Transcribe all the entries word for word, skipping the pictures.

▶ [Data entries]
______________________________
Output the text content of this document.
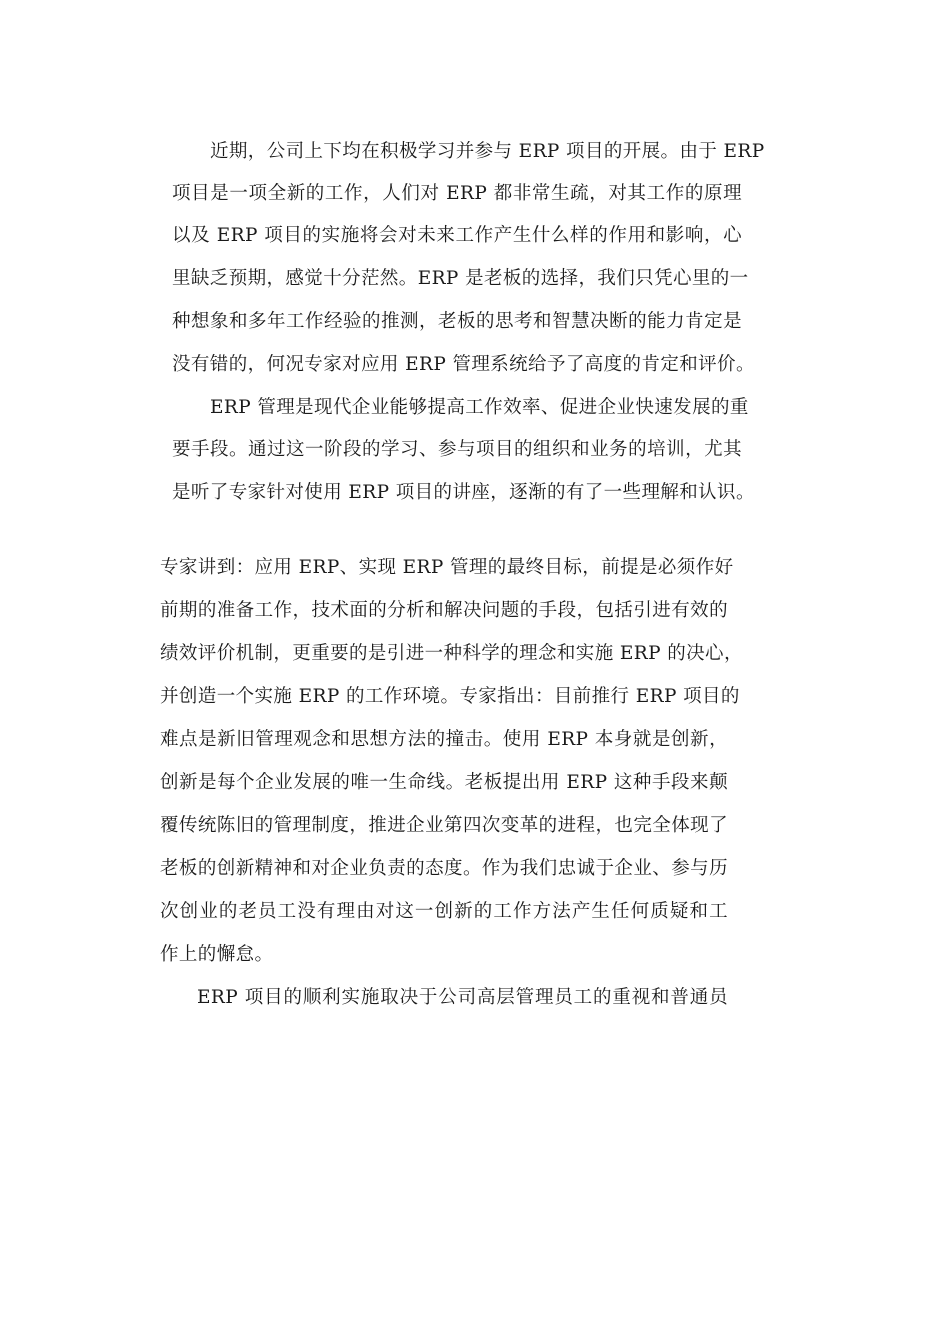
近期，公司上下均在积极学习并参与 ERP 项目的开展。由于 ERP
项目是一项全新的工作，人们对 ERP 都非常生疏，对其工作的原理
以及 ERP 项目的实施将会对未来工作产生什么样的作用和影响，心
里缺乏预期，感觉十分茫然。ERP 是老板的选择，我们只凭心里的一
种想象和多年工作经验的推测，老板的思考和智慧决断的能力肯定是
没有错的，何况专家对应用 ERP 管理系统给予了高度的肯定和评价。
ERP 管理是现代企业能够提高工作效率、促进企业快速发展的重
要手段。通过这一阶段的学习、参与项目的组织和业务的培训，尤其
是听了专家针对使用 ERP 项目的讲座，逐渐的有了一些理解和认识。
专家讲到：应用 ERP、实现 ERP 管理的最终目标，前提是必须作好
前期的准备工作，技术面的分析和解决问题的手段，包括引进有效的
绩效评价机制，更重要的是引进一种科学的理念和实施 ERP 的决心，
并创造一个实施 ERP 的工作环境。专家指出：目前推行 ERP 项目的
难点是新旧管理观念和思想方法的撞击。使用 ERP 本身就是创新，
创新是每个企业发展的唯一生命线。老板提出用 ERP 这种手段来颠
覆传统陈旧的管理制度，推进企业第四次变革的进程，也完全体现了
老板的创新精神和对企业负责的态度。作为我们忠诚于企业、参与历
次创业的老员工没有理由对这一创新的工作方法产生任何质疑和工
作上的懈怠。
ERP 项目的顺利实施取决于公司高层管理员工的重视和普通员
______________________________
▶ [Answer to this exercise]
Output the text content of this document.
近期，公司上下均在积极学习并参与 ERP 项目的开展。由于 ERP
项目是一项全新的工作，人们对 ERP 都非常生疏，对其工作的原理
以及 ERP 项目的实施将会对未来工作产生什么样的作用和影响，心
里缺乏预期，感觉十分茫然。ERP 是老板的选择，我们只凭心里的一
种想象和多年工作经验的推测，老板的思考和智慧决断的能力肯定是
没有错的，何况专家对应用 ERP 管理系统给予了高度的肯定和评价。
ERP 管理是现代企业能够提高工作效率、促进企业快速发展的重
要手段。通过这一阶段的学习、参与项目的组织和业务的培训，尤其
是听了专家针对使用 ERP 项目的讲座，逐渐的有了一些理解和认识。
专家讲到：应用 ERP、实现 ERP 管理的最终目标，前提是必须作好
前期的准备工作，技术面的分析和解决问题的手段，包括引进有效的
绩效评价机制，更重要的是引进一种科学的理念和实施 ERP 的决心，
并创造一个实施 ERP 的工作环境。专家指出：目前推行 ERP 项目的
难点是新旧管理观念和思想方法的撞击。使用 ERP 本身就是创新，
创新是每个企业发展的唯一生命线。老板提出用 ERP 这种手段来颠
覆传统陈旧的管理制度，推进企业第四次变革的进程，也完全体现了
老板的创新精神和对企业负责的态度。作为我们忠诚于企业、参与历
次创业的老员工没有理由对这一创新的工作方法产生任何质疑和工
作上的懈怠。
ERP 项目的顺利实施取决于公司高层管理员工的重视和普通员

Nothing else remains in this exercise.